▶ _READING TEXT_:
Skip to content

Instantly share code, notes, and snippets.

@adityaathalye
Created November 20, 2019 14:26
Embed
What would you like to do?
Dr. StrangePipes or: How I learned to stop worrying && "function" in Shell

Prelude: Why even bother?

Personally…

  • Text is everywhere, better learn to process it
  • The masters already solved it better
  • Stable tools, well-known warts
  • Personal/team productivity, tool-building autonomy
  • To learn about
    • good and successful design
    • bad and successful design
    • computer history
  • For the fun of it

Intro: Some thought experiments

Which ones are functional, which aren’t?

  • Bash
  • Ruby
  • Python
  • Swift
  • Kotlin
  • Clojure
  • Haskell
  • FSharp
  • Java
  • Erlang
  • APL
  • Dart
  • Forth / Factor
  • Hack
  • SmallTalk
  • Prolog
  • C
  • C++

What makes Functional Programming “Functional”?

[Records from a data collection]
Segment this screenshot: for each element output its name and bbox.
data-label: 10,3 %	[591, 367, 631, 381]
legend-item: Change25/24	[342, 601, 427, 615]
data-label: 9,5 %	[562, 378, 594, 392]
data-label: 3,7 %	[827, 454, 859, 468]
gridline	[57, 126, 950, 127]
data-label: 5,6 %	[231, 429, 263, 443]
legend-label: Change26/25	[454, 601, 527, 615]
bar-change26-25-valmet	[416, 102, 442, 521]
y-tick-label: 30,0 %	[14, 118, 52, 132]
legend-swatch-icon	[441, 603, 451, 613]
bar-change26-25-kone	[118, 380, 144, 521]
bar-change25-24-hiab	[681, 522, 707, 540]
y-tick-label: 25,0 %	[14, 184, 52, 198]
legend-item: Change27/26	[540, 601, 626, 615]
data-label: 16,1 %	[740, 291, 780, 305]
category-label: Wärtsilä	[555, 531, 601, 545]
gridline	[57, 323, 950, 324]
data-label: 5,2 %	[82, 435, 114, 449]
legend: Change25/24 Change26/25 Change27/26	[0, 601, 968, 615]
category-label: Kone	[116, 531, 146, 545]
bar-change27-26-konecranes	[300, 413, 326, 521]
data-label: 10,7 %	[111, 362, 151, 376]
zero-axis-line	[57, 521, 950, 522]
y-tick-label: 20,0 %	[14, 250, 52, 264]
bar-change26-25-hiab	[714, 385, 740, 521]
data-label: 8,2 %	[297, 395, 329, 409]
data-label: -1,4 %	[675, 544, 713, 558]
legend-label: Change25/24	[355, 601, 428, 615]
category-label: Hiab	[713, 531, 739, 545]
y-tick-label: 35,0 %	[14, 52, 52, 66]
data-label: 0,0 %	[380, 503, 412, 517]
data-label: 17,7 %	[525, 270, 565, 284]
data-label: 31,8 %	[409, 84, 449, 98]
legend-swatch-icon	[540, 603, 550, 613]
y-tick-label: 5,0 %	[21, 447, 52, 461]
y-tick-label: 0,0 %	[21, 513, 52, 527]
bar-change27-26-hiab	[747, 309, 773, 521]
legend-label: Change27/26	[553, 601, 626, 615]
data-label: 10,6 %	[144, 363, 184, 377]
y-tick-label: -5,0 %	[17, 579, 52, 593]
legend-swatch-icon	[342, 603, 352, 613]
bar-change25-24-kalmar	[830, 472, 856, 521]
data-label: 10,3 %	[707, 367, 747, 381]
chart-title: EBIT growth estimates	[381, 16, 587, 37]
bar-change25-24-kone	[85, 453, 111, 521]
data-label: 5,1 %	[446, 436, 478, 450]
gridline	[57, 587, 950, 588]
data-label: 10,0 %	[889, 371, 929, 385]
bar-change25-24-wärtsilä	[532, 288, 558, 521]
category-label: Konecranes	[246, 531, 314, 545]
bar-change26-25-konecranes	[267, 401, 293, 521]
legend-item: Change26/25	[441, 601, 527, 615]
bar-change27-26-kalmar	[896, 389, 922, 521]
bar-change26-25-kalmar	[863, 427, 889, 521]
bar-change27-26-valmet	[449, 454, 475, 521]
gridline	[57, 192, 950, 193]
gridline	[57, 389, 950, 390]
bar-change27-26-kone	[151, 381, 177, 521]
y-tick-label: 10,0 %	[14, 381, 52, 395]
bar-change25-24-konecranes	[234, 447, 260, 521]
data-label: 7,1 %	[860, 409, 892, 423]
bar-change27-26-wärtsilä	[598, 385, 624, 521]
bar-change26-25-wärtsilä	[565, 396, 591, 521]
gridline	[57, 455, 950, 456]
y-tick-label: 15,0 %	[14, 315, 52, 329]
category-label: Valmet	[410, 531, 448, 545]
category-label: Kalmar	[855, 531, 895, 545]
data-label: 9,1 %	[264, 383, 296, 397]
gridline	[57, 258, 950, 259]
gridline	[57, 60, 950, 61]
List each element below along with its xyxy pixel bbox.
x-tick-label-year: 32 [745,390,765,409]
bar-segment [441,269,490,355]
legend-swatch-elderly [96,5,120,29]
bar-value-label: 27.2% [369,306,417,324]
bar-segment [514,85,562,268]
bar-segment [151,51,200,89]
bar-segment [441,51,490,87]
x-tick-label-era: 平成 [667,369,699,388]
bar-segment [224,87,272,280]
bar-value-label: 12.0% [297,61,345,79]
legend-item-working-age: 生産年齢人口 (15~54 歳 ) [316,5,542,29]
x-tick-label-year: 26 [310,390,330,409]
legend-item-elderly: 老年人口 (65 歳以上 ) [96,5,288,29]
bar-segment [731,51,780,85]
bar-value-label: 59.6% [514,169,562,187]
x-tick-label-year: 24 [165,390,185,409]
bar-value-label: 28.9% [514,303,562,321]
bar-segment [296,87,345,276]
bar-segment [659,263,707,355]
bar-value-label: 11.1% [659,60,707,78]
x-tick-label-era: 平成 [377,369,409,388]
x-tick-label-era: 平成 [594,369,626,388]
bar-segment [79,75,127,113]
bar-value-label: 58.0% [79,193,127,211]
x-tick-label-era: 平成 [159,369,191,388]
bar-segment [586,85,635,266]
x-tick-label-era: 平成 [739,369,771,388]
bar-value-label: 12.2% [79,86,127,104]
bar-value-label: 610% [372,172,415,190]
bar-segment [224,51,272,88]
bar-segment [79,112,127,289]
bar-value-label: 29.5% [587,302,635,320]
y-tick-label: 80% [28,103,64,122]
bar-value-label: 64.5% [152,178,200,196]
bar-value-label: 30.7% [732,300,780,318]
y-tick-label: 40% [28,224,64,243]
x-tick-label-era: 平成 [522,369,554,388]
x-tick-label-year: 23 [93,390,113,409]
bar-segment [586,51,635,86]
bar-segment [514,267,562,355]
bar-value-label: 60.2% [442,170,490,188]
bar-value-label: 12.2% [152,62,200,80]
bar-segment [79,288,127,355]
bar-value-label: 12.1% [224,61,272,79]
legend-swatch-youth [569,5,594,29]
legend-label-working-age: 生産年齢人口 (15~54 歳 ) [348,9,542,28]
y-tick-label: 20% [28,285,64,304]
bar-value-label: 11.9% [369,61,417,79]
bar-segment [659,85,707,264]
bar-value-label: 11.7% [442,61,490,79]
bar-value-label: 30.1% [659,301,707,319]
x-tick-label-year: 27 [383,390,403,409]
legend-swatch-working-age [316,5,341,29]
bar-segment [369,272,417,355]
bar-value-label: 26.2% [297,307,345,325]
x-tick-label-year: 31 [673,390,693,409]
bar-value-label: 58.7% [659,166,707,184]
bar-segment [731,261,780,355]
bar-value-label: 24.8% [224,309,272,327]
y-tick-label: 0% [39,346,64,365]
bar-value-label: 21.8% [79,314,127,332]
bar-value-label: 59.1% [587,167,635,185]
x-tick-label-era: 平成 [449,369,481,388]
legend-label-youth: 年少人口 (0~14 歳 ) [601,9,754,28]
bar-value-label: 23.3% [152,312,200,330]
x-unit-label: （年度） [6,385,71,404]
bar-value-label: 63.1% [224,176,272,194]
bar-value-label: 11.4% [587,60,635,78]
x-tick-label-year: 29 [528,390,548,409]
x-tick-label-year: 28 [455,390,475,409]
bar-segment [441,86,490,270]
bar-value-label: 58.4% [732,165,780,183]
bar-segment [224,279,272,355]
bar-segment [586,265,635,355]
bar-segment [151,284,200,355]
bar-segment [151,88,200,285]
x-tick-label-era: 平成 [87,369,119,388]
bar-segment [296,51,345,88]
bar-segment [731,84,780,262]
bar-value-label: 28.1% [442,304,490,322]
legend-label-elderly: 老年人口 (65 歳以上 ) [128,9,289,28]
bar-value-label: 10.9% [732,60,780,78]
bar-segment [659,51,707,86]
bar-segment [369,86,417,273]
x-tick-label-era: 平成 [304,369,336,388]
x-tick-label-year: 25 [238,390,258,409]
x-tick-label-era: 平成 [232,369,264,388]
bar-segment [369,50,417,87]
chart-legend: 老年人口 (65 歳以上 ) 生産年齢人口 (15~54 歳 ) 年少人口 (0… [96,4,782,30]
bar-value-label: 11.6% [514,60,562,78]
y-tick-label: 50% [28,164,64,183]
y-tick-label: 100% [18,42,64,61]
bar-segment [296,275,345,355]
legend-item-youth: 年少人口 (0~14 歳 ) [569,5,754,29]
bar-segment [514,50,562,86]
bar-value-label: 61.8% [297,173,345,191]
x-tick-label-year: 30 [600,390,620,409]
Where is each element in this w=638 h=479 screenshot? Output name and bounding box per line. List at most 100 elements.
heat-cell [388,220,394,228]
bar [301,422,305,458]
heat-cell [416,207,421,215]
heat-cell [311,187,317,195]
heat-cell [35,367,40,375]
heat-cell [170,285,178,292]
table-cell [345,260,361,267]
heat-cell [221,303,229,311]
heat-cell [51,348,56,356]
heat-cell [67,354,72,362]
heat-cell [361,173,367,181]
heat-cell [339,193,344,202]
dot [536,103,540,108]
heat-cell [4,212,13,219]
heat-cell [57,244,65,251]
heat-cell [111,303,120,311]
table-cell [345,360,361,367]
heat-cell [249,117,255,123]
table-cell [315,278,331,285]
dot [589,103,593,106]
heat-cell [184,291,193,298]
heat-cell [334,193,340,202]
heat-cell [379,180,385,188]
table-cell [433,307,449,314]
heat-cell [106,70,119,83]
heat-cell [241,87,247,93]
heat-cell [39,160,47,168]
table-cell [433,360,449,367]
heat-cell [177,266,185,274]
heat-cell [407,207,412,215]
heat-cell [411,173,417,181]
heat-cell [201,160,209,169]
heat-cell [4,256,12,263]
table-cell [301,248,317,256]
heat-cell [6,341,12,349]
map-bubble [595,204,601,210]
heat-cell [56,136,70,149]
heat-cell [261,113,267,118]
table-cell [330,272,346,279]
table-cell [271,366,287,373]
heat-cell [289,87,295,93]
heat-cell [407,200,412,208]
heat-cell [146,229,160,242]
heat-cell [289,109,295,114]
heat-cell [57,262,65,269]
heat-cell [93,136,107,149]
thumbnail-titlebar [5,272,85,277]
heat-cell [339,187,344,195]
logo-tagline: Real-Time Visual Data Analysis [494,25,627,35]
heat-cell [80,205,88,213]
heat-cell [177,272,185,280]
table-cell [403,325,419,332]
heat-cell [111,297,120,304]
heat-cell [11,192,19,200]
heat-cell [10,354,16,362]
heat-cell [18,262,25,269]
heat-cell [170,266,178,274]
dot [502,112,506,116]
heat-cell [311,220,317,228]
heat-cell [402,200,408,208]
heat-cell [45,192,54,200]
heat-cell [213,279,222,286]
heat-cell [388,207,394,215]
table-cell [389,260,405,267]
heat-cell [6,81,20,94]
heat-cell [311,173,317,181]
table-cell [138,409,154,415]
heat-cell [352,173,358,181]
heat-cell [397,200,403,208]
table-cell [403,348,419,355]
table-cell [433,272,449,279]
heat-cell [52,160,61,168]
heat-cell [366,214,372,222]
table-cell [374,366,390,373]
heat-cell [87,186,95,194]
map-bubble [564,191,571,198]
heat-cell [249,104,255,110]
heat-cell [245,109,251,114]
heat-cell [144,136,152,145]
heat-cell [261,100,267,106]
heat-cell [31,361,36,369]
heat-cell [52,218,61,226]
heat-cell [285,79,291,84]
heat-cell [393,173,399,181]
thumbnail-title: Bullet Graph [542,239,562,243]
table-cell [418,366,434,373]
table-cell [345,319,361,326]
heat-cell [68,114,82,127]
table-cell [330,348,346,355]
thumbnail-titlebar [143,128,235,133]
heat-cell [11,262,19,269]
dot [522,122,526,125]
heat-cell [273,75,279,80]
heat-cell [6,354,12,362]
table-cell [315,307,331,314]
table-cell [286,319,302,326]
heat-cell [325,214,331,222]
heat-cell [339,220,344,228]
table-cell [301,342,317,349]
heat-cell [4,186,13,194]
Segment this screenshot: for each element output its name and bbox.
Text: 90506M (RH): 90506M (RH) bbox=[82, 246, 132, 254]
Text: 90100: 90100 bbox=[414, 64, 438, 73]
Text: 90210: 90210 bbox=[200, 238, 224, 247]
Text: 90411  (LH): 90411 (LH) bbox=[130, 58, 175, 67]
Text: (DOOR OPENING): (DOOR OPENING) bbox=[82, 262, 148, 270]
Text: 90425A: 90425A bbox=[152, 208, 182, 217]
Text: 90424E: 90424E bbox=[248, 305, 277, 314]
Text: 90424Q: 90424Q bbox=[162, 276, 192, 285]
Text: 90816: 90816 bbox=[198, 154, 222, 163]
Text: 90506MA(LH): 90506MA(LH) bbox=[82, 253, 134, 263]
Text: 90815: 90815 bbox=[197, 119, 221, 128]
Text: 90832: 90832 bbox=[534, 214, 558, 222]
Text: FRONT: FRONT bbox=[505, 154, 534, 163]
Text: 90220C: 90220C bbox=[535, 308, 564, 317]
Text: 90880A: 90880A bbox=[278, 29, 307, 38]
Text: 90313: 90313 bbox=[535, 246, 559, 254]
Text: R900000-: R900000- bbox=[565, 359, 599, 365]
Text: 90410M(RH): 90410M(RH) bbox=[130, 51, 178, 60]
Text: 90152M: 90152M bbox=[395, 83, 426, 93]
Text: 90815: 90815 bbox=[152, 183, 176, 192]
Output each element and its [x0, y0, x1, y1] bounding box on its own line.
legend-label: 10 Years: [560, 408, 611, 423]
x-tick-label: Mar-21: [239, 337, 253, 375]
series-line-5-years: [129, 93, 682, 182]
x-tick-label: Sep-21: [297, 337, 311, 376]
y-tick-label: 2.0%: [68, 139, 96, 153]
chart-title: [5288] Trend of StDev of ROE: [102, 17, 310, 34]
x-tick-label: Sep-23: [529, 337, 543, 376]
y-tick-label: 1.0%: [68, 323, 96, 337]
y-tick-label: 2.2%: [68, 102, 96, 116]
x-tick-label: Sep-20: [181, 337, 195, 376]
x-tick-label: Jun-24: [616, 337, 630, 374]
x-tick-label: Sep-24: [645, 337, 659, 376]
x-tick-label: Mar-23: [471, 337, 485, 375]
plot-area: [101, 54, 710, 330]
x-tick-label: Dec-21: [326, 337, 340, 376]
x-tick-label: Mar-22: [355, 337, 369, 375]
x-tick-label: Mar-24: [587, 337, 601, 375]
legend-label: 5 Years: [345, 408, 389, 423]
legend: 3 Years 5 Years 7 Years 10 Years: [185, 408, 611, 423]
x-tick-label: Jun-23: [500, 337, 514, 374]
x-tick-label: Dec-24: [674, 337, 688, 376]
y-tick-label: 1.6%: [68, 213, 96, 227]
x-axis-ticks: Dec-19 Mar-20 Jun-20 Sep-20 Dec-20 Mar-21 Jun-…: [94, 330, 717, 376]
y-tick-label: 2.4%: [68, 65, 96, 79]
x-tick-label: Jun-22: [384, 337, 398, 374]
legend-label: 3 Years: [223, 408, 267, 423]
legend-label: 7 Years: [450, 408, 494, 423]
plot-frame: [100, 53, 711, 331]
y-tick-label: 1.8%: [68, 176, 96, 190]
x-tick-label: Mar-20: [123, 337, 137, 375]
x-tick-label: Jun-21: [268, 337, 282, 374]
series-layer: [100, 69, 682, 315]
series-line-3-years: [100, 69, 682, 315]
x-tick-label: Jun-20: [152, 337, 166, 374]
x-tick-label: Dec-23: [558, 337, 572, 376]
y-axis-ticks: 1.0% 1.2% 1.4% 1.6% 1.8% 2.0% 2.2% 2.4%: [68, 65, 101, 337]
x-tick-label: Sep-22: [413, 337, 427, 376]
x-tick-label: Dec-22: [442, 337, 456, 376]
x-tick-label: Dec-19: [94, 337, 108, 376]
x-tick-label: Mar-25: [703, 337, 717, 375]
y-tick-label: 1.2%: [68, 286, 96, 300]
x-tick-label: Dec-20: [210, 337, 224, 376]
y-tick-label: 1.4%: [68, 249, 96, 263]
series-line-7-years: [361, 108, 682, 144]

▶ _DO THIS_: In the text on functional programming in Shell, retype the passage from "Instantly share code, notes, and" to "Why even bother?" word for word. These records have no connection to the text about functional programming in Shell.

▶ _THE REPLY_:
Instantly share code, notes, and snippets.

@adityaathalye
Created November 20, 2019 14:26
Embed
What would you like to do?
Dr. StrangePipes or: How I learned to stop worrying && "function" in Shell

Prelude: Why even bother?